* Short problem: In the lines below, how many hold the word "旅馆业单位住宿登记规定"? Answer only with the number.

[Dataset entries]

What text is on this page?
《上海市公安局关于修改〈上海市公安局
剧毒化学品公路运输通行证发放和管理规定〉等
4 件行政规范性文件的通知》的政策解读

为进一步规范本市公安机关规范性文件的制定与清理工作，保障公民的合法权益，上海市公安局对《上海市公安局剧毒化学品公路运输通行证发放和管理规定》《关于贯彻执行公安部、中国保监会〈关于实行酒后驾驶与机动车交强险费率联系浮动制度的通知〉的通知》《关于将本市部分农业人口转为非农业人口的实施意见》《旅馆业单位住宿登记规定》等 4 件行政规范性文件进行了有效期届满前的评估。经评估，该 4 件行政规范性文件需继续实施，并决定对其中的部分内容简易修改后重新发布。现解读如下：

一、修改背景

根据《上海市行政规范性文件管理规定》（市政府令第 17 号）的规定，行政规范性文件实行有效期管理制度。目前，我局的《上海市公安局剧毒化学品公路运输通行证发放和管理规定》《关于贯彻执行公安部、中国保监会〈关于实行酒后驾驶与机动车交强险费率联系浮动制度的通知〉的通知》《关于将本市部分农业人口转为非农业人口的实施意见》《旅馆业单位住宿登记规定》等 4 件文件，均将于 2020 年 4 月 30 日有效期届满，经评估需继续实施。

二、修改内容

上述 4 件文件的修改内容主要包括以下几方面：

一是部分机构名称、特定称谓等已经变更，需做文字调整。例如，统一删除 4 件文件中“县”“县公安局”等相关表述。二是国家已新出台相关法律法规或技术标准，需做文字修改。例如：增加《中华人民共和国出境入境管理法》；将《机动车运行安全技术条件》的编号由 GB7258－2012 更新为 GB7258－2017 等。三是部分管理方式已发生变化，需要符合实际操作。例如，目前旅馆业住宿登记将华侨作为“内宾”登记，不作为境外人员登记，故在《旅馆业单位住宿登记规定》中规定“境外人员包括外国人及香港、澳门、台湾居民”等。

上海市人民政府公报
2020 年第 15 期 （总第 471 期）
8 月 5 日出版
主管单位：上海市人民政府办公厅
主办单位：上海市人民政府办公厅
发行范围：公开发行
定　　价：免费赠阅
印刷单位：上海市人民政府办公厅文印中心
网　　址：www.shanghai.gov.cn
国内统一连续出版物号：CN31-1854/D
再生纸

==

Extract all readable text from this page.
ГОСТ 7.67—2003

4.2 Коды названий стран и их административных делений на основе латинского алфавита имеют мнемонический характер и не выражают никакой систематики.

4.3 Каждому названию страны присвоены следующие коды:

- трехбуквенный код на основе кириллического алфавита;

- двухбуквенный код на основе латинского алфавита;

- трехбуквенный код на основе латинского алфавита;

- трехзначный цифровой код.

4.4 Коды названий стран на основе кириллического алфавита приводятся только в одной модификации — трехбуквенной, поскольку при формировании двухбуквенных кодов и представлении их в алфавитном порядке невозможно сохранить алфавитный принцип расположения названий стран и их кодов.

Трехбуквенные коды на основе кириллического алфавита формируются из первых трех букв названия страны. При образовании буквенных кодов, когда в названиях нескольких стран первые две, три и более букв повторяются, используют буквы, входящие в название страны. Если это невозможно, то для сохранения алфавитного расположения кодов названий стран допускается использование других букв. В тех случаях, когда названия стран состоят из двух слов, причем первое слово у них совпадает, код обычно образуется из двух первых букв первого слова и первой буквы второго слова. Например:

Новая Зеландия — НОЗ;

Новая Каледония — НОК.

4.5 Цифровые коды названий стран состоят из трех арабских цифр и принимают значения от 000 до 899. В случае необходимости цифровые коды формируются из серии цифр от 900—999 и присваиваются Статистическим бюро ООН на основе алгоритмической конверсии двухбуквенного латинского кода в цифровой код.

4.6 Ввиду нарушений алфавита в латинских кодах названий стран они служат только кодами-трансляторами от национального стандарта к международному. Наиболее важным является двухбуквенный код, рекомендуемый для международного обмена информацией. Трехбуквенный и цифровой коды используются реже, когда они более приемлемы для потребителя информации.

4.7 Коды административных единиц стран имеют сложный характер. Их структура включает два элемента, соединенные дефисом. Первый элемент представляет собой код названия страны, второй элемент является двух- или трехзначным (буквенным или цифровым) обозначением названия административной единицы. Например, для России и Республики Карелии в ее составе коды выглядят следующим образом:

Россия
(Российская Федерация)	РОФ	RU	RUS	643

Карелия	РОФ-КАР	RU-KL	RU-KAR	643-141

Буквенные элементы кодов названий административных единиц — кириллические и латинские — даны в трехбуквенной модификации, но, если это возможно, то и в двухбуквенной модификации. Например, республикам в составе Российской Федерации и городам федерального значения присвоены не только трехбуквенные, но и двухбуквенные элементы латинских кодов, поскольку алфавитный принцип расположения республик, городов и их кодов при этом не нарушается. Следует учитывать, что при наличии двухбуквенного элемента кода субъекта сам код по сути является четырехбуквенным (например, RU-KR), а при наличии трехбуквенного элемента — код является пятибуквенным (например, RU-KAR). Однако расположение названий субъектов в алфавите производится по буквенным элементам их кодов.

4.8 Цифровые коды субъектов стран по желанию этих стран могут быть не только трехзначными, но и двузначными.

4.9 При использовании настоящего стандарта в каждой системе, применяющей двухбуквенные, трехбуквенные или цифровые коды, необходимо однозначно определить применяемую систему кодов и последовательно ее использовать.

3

==

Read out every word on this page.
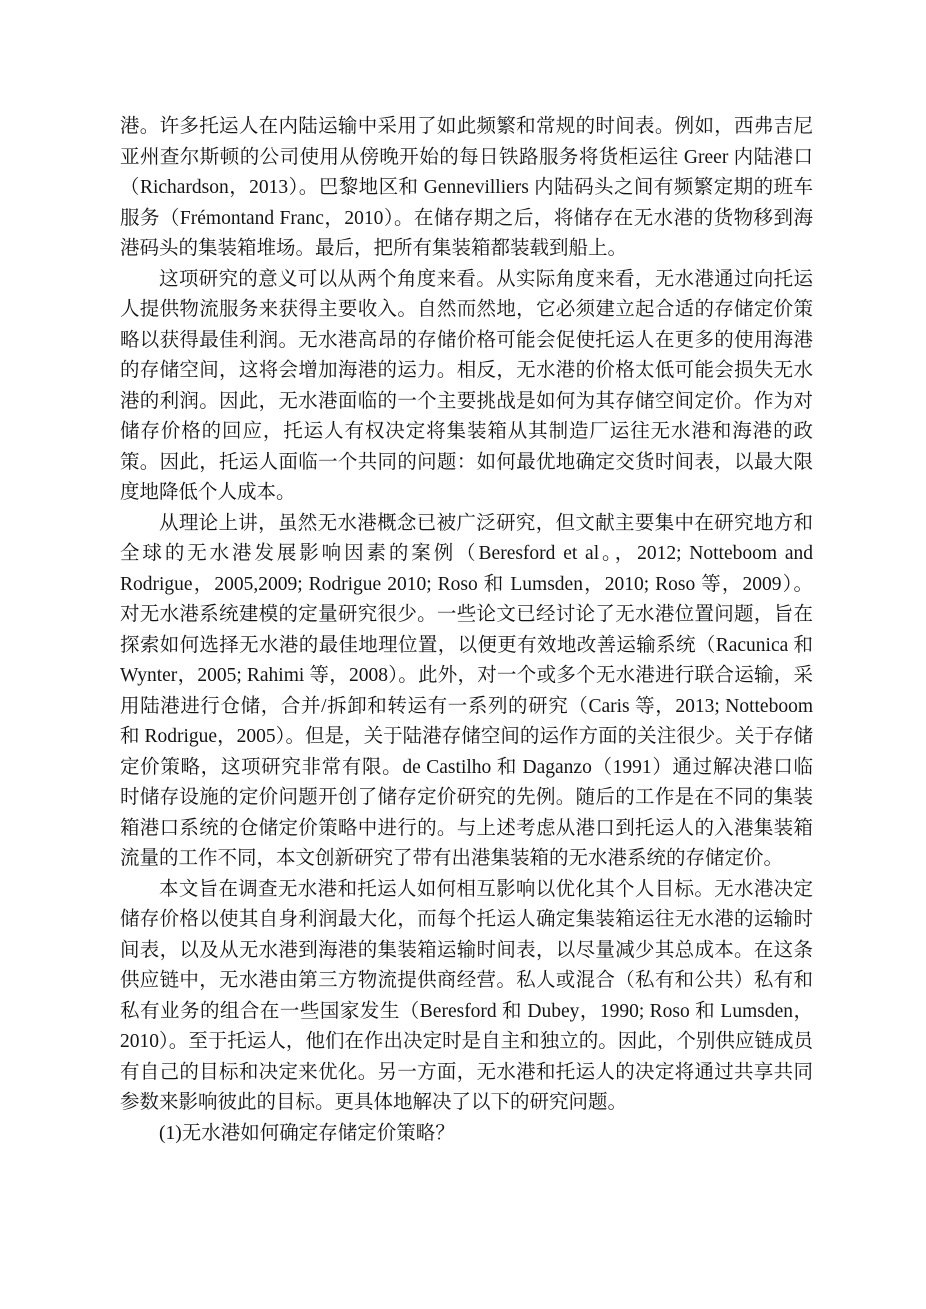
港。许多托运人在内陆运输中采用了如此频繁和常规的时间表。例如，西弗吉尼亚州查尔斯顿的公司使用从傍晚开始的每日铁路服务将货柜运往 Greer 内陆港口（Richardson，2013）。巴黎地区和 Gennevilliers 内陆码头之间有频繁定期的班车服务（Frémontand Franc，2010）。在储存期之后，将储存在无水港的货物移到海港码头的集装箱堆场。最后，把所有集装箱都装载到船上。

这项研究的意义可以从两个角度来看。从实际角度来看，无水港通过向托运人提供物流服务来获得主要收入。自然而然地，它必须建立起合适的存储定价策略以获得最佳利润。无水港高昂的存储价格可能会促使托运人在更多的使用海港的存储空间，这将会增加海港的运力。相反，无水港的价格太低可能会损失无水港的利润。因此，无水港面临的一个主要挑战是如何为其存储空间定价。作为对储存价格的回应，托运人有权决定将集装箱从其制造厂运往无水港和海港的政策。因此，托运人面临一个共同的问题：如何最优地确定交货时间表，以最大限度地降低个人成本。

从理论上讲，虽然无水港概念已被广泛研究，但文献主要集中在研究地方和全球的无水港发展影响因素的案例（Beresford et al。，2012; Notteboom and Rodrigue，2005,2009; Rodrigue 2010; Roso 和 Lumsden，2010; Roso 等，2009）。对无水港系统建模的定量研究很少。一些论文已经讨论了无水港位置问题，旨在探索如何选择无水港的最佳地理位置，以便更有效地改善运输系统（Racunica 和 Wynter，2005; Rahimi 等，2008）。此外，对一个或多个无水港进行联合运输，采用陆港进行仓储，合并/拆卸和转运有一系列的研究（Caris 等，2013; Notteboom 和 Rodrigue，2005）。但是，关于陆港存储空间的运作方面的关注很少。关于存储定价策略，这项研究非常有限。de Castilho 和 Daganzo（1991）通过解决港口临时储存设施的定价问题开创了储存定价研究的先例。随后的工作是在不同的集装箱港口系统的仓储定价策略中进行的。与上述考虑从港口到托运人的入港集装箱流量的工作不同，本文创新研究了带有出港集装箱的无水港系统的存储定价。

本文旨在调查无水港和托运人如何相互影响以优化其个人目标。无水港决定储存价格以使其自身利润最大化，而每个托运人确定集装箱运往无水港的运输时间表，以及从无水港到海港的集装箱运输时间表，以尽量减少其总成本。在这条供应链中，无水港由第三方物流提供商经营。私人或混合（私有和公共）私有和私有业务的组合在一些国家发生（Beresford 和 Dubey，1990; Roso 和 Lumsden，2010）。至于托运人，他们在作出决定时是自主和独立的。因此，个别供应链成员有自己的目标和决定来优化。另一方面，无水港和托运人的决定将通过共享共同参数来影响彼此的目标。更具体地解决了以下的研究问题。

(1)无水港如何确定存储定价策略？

* Output of the exercise: 3